Word for word, restate every line of the listing that follows.
··· Given records
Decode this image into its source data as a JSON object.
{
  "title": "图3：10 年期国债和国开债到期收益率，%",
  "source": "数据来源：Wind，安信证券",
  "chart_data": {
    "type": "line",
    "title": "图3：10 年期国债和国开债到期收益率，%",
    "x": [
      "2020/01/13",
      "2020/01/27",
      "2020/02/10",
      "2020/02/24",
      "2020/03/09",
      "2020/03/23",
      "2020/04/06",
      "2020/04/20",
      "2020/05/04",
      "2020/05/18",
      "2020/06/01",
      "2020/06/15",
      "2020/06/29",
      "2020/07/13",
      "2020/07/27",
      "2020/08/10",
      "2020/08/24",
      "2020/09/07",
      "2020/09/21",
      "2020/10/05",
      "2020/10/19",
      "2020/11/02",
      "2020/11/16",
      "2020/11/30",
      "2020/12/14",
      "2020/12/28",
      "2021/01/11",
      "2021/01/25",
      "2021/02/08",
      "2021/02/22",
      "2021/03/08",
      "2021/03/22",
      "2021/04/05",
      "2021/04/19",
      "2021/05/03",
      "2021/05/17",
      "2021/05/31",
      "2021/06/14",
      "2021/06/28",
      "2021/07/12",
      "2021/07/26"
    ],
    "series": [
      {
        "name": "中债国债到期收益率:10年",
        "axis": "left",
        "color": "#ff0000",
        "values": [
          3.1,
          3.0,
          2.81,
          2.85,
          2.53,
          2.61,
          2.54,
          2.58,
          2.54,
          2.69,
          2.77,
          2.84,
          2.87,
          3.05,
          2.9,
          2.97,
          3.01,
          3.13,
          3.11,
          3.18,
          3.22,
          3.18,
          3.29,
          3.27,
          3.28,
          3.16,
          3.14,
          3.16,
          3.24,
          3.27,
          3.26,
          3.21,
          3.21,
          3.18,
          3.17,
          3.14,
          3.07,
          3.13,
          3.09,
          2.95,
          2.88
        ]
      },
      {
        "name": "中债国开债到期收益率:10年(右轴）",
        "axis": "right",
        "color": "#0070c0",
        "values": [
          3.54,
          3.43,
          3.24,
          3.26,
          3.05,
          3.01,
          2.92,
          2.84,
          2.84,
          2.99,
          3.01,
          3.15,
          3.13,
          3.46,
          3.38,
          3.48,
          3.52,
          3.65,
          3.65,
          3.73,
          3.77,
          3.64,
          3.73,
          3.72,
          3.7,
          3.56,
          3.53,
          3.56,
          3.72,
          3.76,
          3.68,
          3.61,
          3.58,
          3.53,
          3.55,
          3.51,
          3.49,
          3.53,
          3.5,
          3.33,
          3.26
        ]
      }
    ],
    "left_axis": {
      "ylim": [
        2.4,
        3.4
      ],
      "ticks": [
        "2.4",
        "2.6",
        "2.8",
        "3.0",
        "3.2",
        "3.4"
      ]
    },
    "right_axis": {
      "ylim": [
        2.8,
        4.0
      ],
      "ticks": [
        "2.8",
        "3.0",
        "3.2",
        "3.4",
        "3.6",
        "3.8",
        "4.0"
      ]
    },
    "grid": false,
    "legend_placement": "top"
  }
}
······
_Response to the exercise_.
Decode this image into its source data as a JSON object.
{
  "title": "图3：10 年期国债和国开债到期收益率，%",
  "source": "数据来源：Wind，安信证券",
  "chart_data": {
    "type": "line",
    "title": "图3：10 年期国债和国开债到期收益率，%",
    "x": [
      "2020/01/13",
      "2020/01/27",
      "2020/02/10",
      "2020/02/24",
      "2020/03/09",
      "2020/03/23",
      "2020/04/06",
      "2020/04/20",
      "2020/05/04",
      "2020/05/18",
      "2020/06/01",
      "2020/06/15",
      "2020/06/29",
      "2020/07/13",
      "2020/07/27",
      "2020/08/10",
      "2020/08/24",
      "2020/09/07",
      "2020/09/21",
      "2020/10/05",
      "2020/10/19",
      "2020/11/02",
      "2020/11/16",
      "2020/11/30",
      "2020/12/14",
      "2020/12/28",
      "2021/01/11",
      "2021/01/25",
      "2021/02/08",
      "2021/02/22",
      "2021/03/08",
      "2021/03/22",
      "2021/04/05",
      "2021/04/19",
      "2021/05/03",
      "2021/05/17",
      "2021/05/31",
      "2021/06/14",
      "2021/06/28",
      "2021/07/12",
      "2021/07/26"
    ],
    "series": [
      {
        "name": "中债国债到期收益率:10年",
        "axis": "left",
        "color": "#ff0000",
        "values": [
          3.1,
          3.0,
          2.81,
          2.85,
          2.53,
          2.61,
          2.54,
          2.58,
          2.54,
          2.69,
          2.77,
          2.84,
          2.87,
          3.05,
          2.9,
          2.97,
          3.01,
          3.13,
          3.11,
          3.18,
          3.22,
          3.18,
          3.29,
          3.27,
          3.28,
          3.16,
          3.14,
          3.16,
          3.24,
          3.27,
          3.26,
          3.21,
          3.21,
          3.18,
          3.17,
          3.14,
          3.07,
          3.13,
          3.09,
          2.95,
          2.88
        ]
      },
      {
        "name": "中债国开债到期收益率:10年(右轴）",
        "axis": "right",
        "color": "#0070c0",
        "values": [
          3.54,
          3.43,
          3.24,
          3.26,
          3.05,
          3.01,
          2.92,
          2.84,
          2.84,
          2.99,
          3.01,
          3.15,
          3.13,
          3.46,
          3.38,
          3.48,
          3.52,
          3.65,
          3.65,
          3.73,
          3.77,
          3.64,
          3.73,
          3.72,
          3.7,
          3.56,
          3.53,
          3.56,
          3.72,
          3.76,
          3.68,
          3.61,
          3.58,
          3.53,
          3.55,
          3.51,
          3.49,
          3.53,
          3.5,
          3.33,
          3.26
        ]
      }
    ],
    "left_axis": {
      "ylim": [
        2.4,
        3.4
      ],
      "ticks": [
        "2.4",
        "2.6",
        "2.8",
        "3.0",
        "3.2",
        "3.4"
      ]
    },
    "right_axis": {
      "ylim": [
        2.8,
        4.0
      ],
      "ticks": [
        "2.8",
        "3.0",
        "3.2",
        "3.4",
        "3.6",
        "3.8",
        "4.0"
      ]
    },
    "grid": false,
    "legend_placement": "top"
  }
}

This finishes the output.